** Begin **

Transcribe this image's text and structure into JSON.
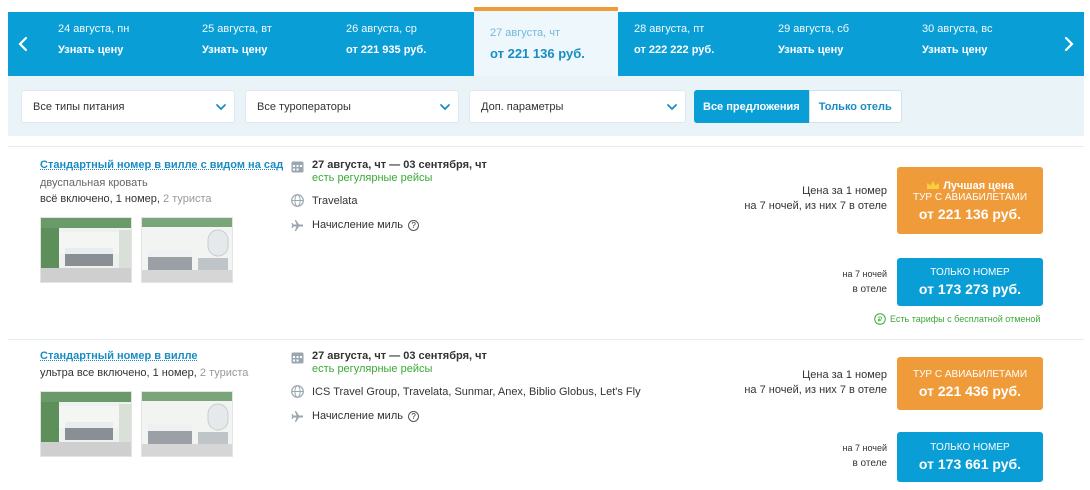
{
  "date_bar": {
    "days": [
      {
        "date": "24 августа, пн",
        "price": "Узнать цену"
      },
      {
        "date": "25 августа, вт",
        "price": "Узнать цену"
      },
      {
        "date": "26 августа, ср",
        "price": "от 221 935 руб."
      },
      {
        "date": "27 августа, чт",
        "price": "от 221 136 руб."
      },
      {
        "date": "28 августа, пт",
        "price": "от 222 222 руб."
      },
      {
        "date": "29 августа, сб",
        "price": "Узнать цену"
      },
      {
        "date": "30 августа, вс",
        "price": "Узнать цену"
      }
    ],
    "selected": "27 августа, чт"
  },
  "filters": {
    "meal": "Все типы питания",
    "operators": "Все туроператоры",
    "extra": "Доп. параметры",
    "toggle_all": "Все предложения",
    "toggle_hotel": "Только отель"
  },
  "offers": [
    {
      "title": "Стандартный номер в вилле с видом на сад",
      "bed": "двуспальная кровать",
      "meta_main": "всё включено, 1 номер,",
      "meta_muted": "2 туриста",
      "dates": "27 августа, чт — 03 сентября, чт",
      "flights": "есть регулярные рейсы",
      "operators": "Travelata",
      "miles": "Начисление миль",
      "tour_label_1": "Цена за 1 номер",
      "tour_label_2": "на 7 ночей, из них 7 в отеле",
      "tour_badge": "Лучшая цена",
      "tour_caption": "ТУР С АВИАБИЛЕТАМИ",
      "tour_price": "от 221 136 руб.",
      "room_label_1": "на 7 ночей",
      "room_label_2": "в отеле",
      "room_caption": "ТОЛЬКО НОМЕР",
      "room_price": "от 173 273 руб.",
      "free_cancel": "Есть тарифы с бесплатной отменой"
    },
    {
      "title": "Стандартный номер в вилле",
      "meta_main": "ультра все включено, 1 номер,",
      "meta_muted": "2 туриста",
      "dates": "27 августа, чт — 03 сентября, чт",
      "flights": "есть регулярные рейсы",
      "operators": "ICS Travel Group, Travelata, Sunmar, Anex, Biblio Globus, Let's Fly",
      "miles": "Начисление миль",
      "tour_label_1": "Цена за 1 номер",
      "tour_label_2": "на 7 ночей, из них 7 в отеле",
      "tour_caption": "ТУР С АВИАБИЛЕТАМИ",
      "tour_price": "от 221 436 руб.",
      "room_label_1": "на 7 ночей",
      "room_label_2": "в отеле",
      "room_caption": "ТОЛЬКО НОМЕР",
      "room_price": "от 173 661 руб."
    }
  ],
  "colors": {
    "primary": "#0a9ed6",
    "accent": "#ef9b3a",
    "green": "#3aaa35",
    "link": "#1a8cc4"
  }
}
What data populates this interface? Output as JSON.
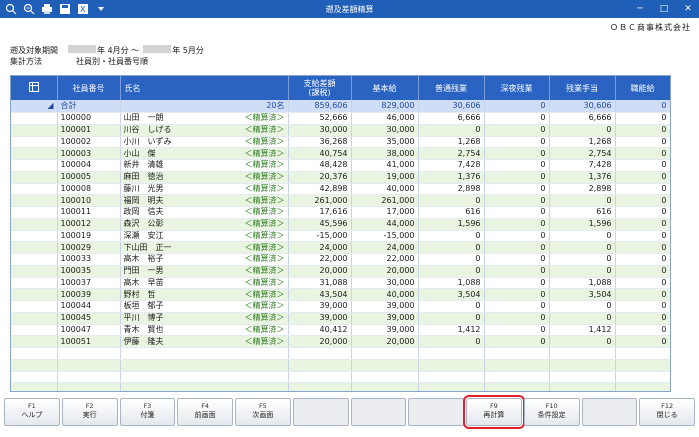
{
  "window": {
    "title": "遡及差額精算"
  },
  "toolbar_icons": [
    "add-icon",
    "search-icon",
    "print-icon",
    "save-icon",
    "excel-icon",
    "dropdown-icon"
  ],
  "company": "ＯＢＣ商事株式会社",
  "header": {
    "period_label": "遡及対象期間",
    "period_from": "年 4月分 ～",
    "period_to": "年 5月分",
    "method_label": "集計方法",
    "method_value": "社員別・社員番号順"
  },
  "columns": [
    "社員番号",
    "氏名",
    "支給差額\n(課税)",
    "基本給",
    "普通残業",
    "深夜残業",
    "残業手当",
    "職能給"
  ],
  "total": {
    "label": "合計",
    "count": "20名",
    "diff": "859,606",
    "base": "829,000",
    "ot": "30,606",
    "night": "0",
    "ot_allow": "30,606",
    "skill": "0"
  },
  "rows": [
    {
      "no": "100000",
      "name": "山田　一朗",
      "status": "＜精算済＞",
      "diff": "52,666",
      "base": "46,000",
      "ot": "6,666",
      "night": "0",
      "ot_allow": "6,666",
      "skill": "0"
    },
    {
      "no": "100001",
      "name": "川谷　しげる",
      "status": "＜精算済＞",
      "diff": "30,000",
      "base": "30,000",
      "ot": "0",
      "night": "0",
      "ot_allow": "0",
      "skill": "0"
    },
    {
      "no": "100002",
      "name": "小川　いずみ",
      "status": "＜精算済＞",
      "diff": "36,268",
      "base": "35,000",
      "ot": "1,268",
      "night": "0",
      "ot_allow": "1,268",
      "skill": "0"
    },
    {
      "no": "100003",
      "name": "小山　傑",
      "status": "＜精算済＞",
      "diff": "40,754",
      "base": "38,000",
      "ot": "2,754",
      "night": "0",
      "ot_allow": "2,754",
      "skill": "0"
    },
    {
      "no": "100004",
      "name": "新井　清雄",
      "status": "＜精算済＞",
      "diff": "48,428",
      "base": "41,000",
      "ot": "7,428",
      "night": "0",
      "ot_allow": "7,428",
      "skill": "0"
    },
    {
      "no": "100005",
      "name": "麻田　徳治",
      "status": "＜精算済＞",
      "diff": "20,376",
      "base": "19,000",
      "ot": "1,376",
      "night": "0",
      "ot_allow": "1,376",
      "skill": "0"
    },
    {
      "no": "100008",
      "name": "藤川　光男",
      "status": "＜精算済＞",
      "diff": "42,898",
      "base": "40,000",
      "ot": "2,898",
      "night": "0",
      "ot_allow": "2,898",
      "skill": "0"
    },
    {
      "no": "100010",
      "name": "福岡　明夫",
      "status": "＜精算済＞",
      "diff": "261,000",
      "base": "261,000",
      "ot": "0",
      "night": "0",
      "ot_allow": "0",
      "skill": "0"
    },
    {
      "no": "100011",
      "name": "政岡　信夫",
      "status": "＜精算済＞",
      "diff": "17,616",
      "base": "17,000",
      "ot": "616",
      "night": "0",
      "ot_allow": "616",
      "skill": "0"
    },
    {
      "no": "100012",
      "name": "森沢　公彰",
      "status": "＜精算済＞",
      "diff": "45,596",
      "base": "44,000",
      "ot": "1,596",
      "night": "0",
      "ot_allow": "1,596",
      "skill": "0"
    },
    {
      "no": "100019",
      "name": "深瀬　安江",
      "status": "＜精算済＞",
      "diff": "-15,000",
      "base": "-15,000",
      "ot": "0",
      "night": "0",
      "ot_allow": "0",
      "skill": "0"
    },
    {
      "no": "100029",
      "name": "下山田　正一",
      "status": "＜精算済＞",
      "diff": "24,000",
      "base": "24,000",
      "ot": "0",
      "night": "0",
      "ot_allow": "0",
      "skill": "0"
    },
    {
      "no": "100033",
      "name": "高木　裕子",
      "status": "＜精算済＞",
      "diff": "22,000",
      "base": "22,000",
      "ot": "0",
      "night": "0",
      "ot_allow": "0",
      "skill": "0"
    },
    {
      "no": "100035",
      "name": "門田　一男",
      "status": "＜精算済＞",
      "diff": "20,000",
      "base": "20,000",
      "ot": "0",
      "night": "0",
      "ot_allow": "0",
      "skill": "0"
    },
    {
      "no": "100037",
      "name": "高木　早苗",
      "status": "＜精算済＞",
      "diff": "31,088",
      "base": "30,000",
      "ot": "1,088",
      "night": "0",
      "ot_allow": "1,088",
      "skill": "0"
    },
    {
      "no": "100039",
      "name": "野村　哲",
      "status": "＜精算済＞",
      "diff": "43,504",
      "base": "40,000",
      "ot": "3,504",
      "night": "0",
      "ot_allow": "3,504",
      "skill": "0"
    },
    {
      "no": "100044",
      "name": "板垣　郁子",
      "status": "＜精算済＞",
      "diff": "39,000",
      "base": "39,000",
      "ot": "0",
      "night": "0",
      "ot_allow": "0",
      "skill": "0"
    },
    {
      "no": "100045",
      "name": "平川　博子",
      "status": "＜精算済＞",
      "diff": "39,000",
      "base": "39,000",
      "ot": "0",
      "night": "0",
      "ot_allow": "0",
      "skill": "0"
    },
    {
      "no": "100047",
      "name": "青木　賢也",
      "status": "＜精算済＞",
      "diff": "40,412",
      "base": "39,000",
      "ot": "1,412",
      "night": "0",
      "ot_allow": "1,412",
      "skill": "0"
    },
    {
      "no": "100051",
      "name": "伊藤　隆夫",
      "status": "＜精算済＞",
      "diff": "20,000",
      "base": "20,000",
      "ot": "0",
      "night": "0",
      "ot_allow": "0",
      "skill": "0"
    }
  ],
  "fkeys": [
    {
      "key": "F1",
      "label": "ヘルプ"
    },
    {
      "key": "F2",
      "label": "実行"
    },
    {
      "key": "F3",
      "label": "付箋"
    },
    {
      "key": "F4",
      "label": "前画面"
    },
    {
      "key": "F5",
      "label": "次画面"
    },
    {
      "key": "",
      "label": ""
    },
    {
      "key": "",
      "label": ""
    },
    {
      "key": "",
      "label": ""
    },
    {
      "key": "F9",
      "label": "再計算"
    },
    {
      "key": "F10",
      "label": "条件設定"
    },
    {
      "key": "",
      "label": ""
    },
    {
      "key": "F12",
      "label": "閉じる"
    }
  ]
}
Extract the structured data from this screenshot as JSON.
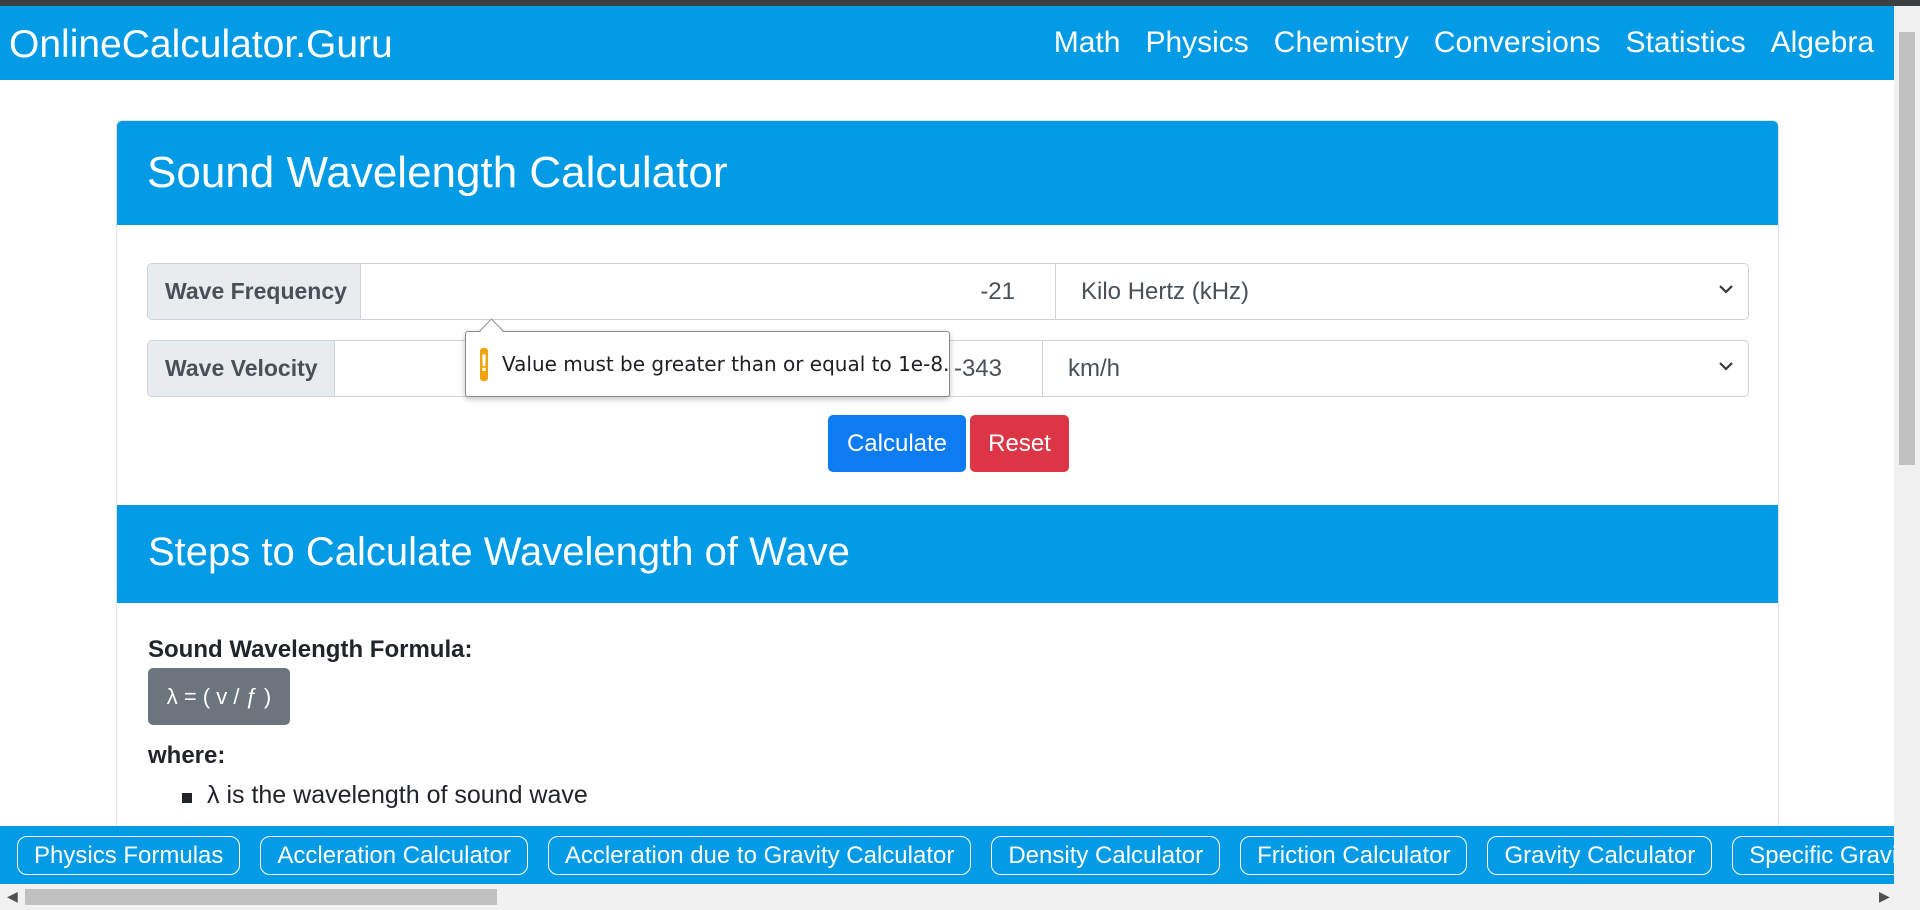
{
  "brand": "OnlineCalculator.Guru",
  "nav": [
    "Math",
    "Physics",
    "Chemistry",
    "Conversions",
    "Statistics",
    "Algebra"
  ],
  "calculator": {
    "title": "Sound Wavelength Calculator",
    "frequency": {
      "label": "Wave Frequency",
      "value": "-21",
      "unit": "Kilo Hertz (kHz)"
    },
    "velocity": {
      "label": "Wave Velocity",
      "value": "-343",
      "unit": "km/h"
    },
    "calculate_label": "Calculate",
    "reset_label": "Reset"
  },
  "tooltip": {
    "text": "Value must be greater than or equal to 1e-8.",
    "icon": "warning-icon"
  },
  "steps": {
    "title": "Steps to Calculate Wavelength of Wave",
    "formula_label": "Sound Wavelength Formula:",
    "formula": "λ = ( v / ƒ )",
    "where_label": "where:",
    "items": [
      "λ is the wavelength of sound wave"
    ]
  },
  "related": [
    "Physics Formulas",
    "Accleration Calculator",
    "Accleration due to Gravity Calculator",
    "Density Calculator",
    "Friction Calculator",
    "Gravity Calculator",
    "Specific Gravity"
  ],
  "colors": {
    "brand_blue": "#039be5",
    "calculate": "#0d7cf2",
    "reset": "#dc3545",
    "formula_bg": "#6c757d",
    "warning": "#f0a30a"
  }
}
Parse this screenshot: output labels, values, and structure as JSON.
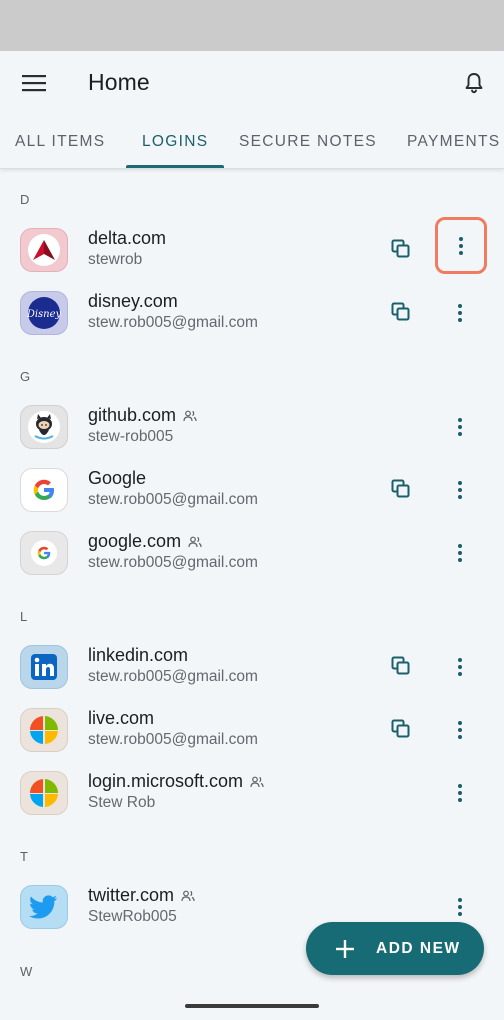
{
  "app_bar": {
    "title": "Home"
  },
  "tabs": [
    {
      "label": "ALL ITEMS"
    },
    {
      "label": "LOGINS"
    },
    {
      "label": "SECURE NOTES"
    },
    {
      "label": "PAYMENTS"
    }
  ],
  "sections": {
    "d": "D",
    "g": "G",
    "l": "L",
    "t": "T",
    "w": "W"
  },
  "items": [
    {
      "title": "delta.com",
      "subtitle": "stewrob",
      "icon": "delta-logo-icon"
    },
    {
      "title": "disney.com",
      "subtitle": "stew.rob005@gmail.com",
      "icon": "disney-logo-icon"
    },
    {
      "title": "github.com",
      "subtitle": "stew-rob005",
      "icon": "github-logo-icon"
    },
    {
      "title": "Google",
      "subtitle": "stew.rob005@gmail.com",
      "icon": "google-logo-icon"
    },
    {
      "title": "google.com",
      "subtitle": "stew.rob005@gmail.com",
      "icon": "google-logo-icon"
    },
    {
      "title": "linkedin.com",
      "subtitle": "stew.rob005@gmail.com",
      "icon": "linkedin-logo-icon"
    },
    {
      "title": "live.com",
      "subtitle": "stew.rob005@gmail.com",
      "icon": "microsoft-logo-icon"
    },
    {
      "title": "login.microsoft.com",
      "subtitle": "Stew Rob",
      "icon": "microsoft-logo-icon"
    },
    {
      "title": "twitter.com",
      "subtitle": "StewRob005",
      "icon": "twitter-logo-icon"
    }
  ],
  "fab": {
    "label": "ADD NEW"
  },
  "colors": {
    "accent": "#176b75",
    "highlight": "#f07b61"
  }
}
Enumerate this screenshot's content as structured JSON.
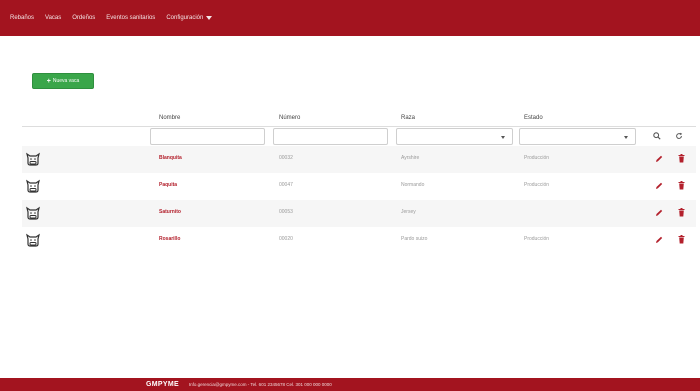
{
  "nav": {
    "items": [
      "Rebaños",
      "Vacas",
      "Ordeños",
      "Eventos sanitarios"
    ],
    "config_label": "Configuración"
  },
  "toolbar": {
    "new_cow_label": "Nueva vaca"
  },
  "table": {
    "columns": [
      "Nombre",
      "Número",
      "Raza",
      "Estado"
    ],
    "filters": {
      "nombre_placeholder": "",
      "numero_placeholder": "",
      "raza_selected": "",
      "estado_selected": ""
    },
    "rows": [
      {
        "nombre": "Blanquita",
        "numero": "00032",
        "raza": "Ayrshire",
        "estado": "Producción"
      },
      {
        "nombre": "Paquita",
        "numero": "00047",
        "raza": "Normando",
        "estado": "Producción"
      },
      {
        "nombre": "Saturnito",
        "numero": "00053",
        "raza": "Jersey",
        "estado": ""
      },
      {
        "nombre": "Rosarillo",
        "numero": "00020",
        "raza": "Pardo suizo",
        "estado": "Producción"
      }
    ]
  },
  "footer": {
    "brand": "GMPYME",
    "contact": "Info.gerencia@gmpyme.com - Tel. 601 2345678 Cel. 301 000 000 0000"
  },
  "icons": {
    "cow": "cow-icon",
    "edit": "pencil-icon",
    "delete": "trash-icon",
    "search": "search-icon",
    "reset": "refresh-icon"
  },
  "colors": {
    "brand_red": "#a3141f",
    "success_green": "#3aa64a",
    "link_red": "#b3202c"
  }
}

** End **

#### Description of the task
Each line in the data that holds the string "delta" should be found and copied.

#### Worked solution
      "title": "delta.com",
      "icon": "delta-logo-icon"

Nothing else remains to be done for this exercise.